↓↓↓

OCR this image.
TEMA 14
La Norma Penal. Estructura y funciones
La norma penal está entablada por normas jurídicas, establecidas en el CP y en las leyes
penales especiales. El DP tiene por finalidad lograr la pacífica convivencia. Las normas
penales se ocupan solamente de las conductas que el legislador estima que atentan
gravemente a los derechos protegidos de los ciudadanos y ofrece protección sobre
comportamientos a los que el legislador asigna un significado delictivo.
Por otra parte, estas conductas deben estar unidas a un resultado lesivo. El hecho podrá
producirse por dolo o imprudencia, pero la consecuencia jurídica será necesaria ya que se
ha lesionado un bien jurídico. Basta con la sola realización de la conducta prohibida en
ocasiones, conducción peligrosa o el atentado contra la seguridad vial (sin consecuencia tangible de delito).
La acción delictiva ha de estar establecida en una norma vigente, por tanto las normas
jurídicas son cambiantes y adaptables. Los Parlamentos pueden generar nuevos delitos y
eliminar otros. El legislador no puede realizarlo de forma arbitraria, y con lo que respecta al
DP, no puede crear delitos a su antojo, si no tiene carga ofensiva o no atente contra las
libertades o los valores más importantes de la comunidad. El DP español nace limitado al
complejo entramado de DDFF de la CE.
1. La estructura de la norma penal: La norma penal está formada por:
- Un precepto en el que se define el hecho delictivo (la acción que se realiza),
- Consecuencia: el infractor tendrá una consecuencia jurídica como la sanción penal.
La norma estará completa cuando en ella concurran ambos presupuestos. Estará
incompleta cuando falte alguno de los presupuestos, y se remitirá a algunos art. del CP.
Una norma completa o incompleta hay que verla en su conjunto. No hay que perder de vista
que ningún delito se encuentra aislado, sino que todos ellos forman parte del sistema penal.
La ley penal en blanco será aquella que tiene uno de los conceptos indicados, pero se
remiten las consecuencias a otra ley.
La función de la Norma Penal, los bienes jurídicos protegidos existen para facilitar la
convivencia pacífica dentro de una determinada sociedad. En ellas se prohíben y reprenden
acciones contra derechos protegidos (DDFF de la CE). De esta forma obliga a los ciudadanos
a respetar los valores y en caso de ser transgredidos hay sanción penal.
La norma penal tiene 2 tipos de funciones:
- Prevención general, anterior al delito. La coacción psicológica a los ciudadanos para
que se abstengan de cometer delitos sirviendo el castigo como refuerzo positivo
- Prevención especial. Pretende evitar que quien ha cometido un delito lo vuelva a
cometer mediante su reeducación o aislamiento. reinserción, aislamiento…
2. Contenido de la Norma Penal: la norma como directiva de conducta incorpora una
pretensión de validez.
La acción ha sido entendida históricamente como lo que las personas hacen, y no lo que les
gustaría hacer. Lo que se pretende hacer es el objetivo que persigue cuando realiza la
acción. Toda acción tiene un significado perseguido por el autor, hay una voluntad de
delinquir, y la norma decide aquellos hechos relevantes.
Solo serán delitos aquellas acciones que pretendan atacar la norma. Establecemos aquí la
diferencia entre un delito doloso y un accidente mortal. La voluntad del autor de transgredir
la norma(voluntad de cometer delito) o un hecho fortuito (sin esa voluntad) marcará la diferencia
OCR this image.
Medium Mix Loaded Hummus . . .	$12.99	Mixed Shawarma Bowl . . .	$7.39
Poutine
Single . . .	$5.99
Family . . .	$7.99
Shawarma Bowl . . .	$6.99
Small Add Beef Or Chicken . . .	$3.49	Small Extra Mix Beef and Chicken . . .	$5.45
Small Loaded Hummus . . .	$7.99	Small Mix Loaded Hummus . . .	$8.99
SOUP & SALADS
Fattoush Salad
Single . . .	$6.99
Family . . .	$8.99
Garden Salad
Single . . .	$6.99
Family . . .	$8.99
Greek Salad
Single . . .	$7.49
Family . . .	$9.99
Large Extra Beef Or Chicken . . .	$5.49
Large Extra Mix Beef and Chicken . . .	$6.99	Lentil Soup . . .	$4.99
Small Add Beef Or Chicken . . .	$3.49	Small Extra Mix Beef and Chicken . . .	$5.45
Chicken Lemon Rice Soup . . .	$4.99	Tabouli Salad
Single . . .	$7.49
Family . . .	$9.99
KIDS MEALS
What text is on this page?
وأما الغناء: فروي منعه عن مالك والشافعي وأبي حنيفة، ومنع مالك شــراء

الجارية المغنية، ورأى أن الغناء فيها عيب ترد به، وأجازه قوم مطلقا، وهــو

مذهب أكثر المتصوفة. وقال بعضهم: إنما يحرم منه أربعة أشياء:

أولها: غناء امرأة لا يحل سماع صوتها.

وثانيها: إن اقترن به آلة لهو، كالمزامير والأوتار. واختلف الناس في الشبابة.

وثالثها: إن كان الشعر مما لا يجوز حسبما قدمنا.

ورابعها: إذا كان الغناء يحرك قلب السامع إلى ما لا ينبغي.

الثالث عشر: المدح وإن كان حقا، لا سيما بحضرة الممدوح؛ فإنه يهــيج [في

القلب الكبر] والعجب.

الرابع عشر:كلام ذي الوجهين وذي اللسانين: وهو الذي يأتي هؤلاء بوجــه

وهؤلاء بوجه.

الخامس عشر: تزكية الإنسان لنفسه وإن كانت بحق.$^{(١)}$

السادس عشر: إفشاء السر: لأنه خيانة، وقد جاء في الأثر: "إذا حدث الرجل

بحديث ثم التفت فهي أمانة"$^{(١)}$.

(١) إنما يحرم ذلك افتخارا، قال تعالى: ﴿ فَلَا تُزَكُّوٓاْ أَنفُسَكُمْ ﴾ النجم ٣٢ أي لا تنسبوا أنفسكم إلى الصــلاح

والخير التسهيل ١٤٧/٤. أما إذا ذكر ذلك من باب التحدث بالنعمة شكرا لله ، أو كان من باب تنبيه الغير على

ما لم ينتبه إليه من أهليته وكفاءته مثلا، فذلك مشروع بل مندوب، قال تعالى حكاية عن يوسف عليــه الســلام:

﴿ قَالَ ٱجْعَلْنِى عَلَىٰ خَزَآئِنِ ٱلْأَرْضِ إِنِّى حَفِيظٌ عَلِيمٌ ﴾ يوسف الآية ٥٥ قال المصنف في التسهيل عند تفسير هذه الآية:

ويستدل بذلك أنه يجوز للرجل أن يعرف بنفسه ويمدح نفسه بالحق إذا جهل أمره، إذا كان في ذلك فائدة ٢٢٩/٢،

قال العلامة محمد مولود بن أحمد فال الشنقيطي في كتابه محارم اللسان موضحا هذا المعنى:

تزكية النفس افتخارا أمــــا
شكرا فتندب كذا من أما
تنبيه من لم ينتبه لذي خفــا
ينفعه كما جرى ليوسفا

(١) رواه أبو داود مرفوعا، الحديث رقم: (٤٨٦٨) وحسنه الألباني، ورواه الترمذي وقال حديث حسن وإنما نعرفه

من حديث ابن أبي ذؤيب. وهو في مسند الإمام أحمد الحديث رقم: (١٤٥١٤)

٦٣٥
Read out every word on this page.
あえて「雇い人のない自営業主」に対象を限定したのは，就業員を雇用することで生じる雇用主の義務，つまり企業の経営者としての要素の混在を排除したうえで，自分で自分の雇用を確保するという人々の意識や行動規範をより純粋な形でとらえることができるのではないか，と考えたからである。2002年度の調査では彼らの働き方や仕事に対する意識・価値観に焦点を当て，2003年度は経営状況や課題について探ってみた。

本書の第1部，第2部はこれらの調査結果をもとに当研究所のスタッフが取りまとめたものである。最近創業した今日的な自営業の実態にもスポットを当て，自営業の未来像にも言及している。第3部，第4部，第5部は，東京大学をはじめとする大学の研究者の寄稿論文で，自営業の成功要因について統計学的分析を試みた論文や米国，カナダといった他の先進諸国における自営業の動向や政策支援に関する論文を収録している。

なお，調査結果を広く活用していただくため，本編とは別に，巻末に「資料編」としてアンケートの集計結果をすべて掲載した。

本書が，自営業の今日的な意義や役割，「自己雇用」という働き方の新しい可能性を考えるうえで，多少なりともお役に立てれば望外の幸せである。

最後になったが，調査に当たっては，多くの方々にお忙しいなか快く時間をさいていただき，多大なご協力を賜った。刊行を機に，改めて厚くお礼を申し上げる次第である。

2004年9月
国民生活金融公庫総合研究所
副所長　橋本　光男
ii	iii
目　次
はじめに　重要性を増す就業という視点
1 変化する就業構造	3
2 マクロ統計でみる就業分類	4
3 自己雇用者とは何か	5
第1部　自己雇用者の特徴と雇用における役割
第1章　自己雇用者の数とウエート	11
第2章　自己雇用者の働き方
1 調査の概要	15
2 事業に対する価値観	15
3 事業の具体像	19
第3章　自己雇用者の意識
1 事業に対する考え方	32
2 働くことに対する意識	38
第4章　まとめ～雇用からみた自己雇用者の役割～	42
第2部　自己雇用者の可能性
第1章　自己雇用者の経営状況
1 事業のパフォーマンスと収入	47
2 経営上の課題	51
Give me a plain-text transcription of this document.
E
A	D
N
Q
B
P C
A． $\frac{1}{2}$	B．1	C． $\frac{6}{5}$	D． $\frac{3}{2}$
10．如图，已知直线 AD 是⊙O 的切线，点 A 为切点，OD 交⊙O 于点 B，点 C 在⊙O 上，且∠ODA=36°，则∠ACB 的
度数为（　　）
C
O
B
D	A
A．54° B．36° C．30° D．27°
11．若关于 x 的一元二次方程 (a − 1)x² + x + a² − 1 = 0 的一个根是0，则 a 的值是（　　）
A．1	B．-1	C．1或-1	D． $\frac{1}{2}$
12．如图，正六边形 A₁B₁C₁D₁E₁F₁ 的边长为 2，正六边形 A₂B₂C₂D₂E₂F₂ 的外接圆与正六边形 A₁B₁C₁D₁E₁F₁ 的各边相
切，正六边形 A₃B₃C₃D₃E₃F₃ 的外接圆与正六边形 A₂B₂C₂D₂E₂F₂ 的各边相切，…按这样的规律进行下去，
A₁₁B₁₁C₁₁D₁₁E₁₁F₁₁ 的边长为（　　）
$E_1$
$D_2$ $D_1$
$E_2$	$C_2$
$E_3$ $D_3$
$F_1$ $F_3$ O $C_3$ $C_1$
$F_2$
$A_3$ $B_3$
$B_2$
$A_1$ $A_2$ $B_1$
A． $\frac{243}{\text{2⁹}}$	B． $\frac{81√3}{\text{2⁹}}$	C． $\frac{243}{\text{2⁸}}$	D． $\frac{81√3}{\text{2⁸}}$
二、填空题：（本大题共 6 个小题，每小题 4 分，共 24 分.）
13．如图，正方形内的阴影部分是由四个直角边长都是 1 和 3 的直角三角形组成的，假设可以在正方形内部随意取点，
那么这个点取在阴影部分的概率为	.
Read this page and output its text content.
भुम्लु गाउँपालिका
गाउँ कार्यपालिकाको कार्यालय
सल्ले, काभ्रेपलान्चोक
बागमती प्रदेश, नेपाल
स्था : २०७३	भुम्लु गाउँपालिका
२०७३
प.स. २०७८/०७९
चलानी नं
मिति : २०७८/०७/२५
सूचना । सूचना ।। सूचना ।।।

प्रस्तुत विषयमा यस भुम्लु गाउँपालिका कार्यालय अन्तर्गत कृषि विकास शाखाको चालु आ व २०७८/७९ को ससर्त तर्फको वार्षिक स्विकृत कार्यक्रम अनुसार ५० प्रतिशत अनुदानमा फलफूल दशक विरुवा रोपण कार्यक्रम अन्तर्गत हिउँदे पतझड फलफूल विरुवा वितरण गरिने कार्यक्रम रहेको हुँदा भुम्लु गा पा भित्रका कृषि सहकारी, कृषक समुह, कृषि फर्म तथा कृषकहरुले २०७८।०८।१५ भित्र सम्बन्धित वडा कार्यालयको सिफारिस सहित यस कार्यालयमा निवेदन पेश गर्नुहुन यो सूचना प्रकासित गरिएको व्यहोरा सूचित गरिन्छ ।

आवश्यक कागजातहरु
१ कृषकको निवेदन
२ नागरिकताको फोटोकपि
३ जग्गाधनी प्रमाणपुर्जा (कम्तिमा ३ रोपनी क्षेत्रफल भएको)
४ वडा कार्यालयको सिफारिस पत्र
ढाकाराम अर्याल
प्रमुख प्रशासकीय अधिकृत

↑↑↑

STATED PROBLEM: Report every line containing the word "وقال" from the listing above.

TASK SOLUTION:
مذهب أكثر المتصوفة. وقال بعضهم: إنما يحرم منه أربعة أشياء:
(١) رواه أبو داود مرفوعا، الحديث رقم: (٤٨٦٨) وحسنه الألباني، ورواه الترمذي وقال حديث حسن وإنما نعرفه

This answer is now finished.